Could you express every line of the entries below as a JSON list of strings, with one string per line and blank lines left out?

[Source entries]

----

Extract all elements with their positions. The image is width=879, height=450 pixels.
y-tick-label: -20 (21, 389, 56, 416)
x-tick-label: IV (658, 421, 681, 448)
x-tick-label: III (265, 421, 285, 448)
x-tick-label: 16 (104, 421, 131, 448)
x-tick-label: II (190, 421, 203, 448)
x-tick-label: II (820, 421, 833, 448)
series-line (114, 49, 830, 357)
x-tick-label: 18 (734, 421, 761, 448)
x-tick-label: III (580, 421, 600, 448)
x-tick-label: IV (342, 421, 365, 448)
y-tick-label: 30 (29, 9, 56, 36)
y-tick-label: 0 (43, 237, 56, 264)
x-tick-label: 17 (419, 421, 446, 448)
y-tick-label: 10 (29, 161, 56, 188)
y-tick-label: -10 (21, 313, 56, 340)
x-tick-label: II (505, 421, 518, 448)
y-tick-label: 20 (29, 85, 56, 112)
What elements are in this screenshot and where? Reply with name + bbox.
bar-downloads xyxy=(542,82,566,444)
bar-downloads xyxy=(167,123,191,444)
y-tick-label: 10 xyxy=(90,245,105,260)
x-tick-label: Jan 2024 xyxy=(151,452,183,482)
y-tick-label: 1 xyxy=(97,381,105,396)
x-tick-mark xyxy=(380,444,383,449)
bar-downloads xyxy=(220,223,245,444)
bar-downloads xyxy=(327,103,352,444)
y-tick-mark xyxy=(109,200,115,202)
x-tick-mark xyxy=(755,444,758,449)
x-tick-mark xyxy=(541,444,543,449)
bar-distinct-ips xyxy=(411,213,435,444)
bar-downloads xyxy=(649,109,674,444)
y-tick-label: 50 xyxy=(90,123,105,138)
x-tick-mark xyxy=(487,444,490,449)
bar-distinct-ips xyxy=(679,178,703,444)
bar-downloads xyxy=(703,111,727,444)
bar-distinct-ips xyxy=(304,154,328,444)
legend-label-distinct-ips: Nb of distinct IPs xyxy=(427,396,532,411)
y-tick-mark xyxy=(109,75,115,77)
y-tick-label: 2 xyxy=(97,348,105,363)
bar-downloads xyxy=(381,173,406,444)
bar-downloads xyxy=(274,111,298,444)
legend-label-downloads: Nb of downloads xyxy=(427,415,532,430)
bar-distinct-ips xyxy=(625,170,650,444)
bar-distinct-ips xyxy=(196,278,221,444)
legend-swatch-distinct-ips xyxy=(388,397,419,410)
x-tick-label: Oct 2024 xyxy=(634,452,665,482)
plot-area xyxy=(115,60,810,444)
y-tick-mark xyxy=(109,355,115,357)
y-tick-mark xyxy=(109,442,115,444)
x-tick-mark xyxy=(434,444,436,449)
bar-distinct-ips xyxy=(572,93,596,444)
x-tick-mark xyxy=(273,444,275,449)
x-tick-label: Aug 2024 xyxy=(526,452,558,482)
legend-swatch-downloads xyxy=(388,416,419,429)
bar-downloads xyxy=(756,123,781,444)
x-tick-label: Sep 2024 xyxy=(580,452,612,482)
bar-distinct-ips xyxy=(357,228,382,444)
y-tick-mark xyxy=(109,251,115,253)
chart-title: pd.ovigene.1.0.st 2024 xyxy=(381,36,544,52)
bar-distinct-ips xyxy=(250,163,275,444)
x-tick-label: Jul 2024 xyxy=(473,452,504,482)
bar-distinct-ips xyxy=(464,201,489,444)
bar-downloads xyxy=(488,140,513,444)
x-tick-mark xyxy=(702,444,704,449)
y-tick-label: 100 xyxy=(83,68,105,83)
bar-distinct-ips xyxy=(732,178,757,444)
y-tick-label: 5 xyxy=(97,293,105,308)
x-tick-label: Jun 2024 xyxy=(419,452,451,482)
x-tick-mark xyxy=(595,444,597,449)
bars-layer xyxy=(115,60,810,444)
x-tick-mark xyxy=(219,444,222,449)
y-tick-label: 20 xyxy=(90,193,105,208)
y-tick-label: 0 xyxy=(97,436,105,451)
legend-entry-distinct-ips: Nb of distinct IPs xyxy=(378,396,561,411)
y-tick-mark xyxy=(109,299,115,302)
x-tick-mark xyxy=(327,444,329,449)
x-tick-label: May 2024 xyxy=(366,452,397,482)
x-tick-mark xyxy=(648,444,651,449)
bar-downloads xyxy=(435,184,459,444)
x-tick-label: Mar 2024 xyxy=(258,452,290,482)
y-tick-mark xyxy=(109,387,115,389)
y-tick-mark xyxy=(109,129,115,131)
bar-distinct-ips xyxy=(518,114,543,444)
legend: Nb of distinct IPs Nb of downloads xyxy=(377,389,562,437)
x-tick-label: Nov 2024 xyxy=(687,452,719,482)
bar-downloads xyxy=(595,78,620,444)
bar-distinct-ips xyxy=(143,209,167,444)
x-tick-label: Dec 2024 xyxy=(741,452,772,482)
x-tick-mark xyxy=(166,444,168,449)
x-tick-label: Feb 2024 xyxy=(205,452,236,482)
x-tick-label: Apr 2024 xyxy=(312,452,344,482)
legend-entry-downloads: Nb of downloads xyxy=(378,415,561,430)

----

WORKED SOLUTION:
[
  "Extract all elements with their positions. The image is width=879, height=450 pixels.",
  "y-tick-label: -20 (21, 389, 56, 416)",
  "x-tick-label: IV (658, 421, 681, 448)",
  "x-tick-label: III (265, 421, 285, 448)",
  "x-tick-label: 16 (104, 421, 131, 448)",
  "x-tick-label: II (190, 421, 203, 448)",
  "x-tick-label: II (820, 421, 833, 448)",
  "series-line (114, 49, 830, 357)",
  "x-tick-label: 18 (734, 421, 761, 448)",
  "x-tick-label: III (580, 421, 600, 448)",
  "x-tick-label: IV (342, 421, 365, 448)",
  "y-tick-label: 30 (29, 9, 56, 36)",
  "y-tick-label: 0 (43, 237, 56, 264)",
  "x-tick-label: 17 (419, 421, 446, 448)",
  "y-tick-label: 10 (29, 161, 56, 188)",
  "y-tick-label: -10 (21, 313, 56, 340)",
  "x-tick-label: II (505, 421, 518, 448)",
  "y-tick-label: 20 (29, 85, 56, 112)",
  "What elements are in this screenshot and where? Reply with name + bbox.",
  "bar-downloads xyxy=(542,82,566,444)",
  "bar-downloads xyxy=(167,123,191,444)",
  "y-tick-label: 10 xyxy=(90,245,105,260)",
  "x-tick-label: Jan 2024 xyxy=(151,452,183,482)",
  "y-tick-label: 1 xyxy=(97,381,105,396)",
  "x-tick-mark xyxy=(380,444,383,449)",
  "bar-downloads xyxy=(220,223,245,444)",
  "bar-downloads xyxy=(327,103,352,444)",
  "y-tick-mark xyxy=(109,200,115,202)",
  "x-tick-mark xyxy=(755,444,758,449)",
  "x-tick-mark xyxy=(541,444,543,449)",
  "bar-distinct-ips xyxy=(411,213,435,444)",
  "bar-downloads xyxy=(649,109,674,444)",
  "y-tick-label: 50 xyxy=(90,123,105,138)",
  "x-tick-mark xyxy=(487,444,490,449)",
  "bar-distinct-ips xyxy=(679,178,703,444)",
  "bar-downloads xyxy=(703,111,727,444)",
  "bar-distinct-ips xyxy=(304,154,328,444)",
  "legend-label-distinct-ips: Nb of distinct IPs xyxy=(427,396,532,411)",
  "y-tick-mark xyxy=(109,75,115,77)",
  "y-tick-label: 2 xyxy=(97,348,105,363)",
  "bar-downloads xyxy=(381,173,406,444)",
  "bar-downloads xyxy=(274,111,298,444)",
  "legend-label-downloads: Nb of downloads xyxy=(427,415,532,430)",
  "bar-distinct-ips xyxy=(625,170,650,444)",
  "bar-distinct-ips xyxy=(196,278,221,444)",
  "legend-swatch-distinct-ips xyxy=(388,397,419,410)",
  "x-tick-label: Oct 2024 xyxy=(634,452,665,482)",
  "plot-area xyxy=(115,60,810,444)",
  "y-tick-mark xyxy=(109,355,115,357)",
  "y-tick-mark xyxy=(109,442,115,444)",
  "x-tick-mark xyxy=(434,444,436,449)",
  "bar-distinct-ips xyxy=(572,93,596,444)",
  "x-tick-mark xyxy=(273,444,275,449)",
  "x-tick-label: Aug 2024 xyxy=(526,452,558,482)",
  "legend-swatch-downloads xyxy=(388,416,419,429)",
  "bar-downloads xyxy=(756,123,781,444)",
  "x-tick-label: Sep 2024 xyxy=(580,452,612,482)",
  "bar-distinct-ips xyxy=(357,228,382,444)",
  "y-tick-mark xyxy=(109,251,115,253)",
  "chart-title: pd.ovigene.1.0.st 2024 xyxy=(381,36,544,52)",
  "bar-distinct-ips xyxy=(250,163,275,444)",
  "x-tick-label: Jul 2024 xyxy=(473,452,504,482)",
  "bar-distinct-ips xyxy=(464,201,489,444)",
  "bar-downloads xyxy=(488,140,513,444)",
  "x-tick-mark xyxy=(702,444,704,449)",
  "y-tick-label: 100 xyxy=(83,68,105,83)",
  "bar-distinct-ips xyxy=(732,178,757,444)",
  "y-tick-label: 5 xyxy=(97,293,105,308)",
  "x-tick-label: Jun 2024 xyxy=(419,452,451,482)",
  "x-tick-mark xyxy=(595,444,597,449)",
  "bars-layer xyxy=(115,60,810,444)",
  "x-tick-mark xyxy=(219,444,222,449)",
  "y-tick-label: 20 xyxy=(90,193,105,208)",
  "y-tick-label: 0 xyxy=(97,436,105,451)",
  "legend-entry-distinct-ips: Nb of distinct IPs xyxy=(378,396,561,411)",
  "y-tick-mark xyxy=(109,299,115,302)",
  "x-tick-mark xyxy=(327,444,329,449)",
  "x-tick-label: May 2024 xyxy=(366,452,397,482)",
  "x-tick-mark xyxy=(648,444,651,449)",
  "bar-downloads xyxy=(435,184,459,444)",
  "x-tick-label: Mar 2024 xyxy=(258,452,290,482)",
  "y-tick-mark xyxy=(109,387,115,389)",
  "y-tick-mark xyxy=(109,129,115,131)",
  "bar-distinct-ips xyxy=(518,114,543,444)",
  "legend: Nb of distinct IPs Nb of downloads xyxy=(377,389,562,437)",
  "x-tick-label: Nov 2024 xyxy=(687,452,719,482)",
  "bar-downloads xyxy=(595,78,620,444)",
  "bar-distinct-ips xyxy=(143,209,167,444)",
  "x-tick-label: Dec 2024 xyxy=(741,452,772,482)",
  "x-tick-mark xyxy=(166,444,168,449)",
  "x-tick-label: Feb 2024 xyxy=(205,452,236,482)",
  "x-tick-label: Apr 2024 xyxy=(312,452,344,482)",
  "legend-entry-downloads: Nb of downloads xyxy=(378,415,561,430)"
]